What lines of the data hold the string "circa"? Pull each one out.

Start of Data shown

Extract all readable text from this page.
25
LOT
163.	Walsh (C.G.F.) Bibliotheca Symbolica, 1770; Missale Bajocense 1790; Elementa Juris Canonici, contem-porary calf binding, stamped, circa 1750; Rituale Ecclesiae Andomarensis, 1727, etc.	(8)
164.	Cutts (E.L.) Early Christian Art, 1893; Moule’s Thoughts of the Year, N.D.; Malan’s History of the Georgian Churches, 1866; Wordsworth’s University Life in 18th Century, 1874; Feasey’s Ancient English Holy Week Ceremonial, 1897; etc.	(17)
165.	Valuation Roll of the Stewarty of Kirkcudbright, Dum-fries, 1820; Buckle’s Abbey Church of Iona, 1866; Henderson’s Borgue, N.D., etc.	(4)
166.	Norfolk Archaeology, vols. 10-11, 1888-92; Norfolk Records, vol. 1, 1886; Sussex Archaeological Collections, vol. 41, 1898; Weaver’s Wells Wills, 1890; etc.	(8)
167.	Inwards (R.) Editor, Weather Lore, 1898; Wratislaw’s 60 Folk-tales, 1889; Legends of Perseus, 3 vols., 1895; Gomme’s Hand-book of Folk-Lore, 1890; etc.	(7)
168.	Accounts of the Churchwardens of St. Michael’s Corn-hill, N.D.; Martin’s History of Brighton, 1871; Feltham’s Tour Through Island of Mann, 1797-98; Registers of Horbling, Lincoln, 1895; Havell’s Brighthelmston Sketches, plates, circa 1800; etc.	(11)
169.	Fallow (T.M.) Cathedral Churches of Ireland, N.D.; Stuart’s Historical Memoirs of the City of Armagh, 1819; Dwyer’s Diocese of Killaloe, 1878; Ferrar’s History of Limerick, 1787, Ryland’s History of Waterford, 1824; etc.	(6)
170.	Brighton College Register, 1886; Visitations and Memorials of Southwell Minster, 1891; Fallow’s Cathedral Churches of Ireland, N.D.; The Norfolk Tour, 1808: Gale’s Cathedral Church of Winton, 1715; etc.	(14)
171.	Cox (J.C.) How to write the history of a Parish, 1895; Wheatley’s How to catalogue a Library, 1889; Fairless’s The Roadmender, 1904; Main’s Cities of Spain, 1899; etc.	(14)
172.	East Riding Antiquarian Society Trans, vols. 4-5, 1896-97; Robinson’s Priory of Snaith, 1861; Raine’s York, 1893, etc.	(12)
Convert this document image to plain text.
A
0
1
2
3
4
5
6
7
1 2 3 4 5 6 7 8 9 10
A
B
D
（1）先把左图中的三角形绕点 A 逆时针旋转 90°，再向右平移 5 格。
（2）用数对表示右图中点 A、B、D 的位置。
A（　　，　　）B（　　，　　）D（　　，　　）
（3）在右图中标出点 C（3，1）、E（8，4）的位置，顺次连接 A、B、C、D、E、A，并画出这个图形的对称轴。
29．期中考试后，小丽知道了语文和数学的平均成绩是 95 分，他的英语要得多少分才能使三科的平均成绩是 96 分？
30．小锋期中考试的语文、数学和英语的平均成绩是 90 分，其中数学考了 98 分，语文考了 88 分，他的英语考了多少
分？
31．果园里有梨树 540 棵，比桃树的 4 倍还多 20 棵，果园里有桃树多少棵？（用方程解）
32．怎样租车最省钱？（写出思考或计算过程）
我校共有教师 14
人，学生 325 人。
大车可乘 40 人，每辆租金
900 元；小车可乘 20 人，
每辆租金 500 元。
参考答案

End of Data shown

* Exercise result:
163.	Walsh (C.G.F.) Bibliotheca Symbolica, 1770; Missale Bajocense 1790; Elementa Juris Canonici, contem-porary calf binding, stamped, circa 1750; Rituale Ecclesiae Andomarensis, 1727, etc.	(8)
168.	Accounts of the Churchwardens of St. Michael’s Corn-hill, N.D.; Martin’s History of Brighton, 1871; Feltham’s Tour Through Island of Mann, 1797-98; Registers of Horbling, Lincoln, 1895; Havell’s Brighthelmston Sketches, plates, circa 1800; etc.	(11)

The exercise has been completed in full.